REQUIREMENT
Without including any pictures, write out the listing below exactly.

Extracted records

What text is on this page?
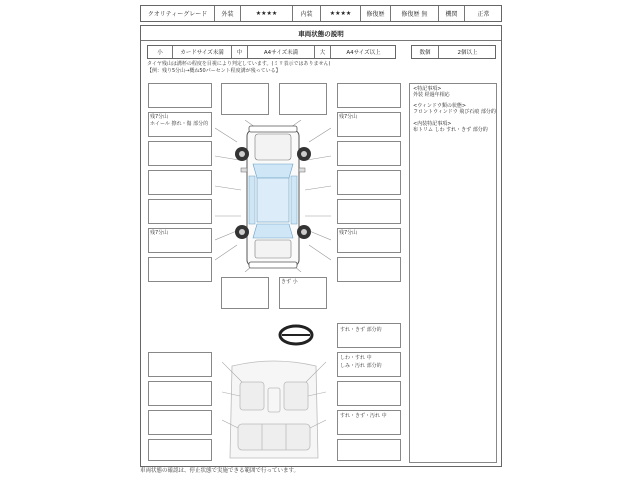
クオリティーグレード	外装	★★★★	内装	★★★★	修復歴	修復歴 無	機関	正常
車両状態の説明
小	カードサイズ未満	中	A4サイズ未満	大	A4サイズ以上	数個	2個以上
タイヤ残山は溝杯の程度を目視により判定しています。(ミリ表示ではありません)
【例：残り5分山→概ね50パーセント程度溝が残っている】
<特記事項>
外装 経過年相応
<ウィンドウ類の状態>
フロントウィンドウ 飛び石痕 部分的
<内装特記事項>
布トリム しわ すれ・きず 部分的
残7分山
ホイール 擦れ・傷 部分的
残7分山
残7分山
残7分山
きず 小
すれ・きず 部分的
しわ・すれ 中
しみ・汚れ 部分的
すれ・きず・汚れ 中
車両状態の確認は、停止状態で実施できる範囲で行っています。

RESULT OF THE EXERCISE
What text is on this page?
クオリティーグレード	外装	★★★★	内装	★★★★	修復歴	修復歴 無	機関	正常
車両状態の説明
小	カードサイズ未満	中	A4サイズ未満	大	A4サイズ以上	数個	2個以上
タイヤ残山は溝杯の程度を目視により判定しています。(ミリ表示ではありません)
【例：残り5分山→概ね50パーセント程度溝が残っている】
<特記事項>
外装 経過年相応
<ウィンドウ類の状態>
フロントウィンドウ 飛び石痕 部分的
<内装特記事項>
布トリム しわ すれ・きず 部分的
残7分山
ホイール 擦れ・傷 部分的
残7分山
残7分山
残7分山
きず 小
すれ・きず 部分的
しわ・すれ 中
しみ・汚れ 部分的
すれ・きず・汚れ 中
車両状態の確認は、停止状態で実施できる範囲で行っています。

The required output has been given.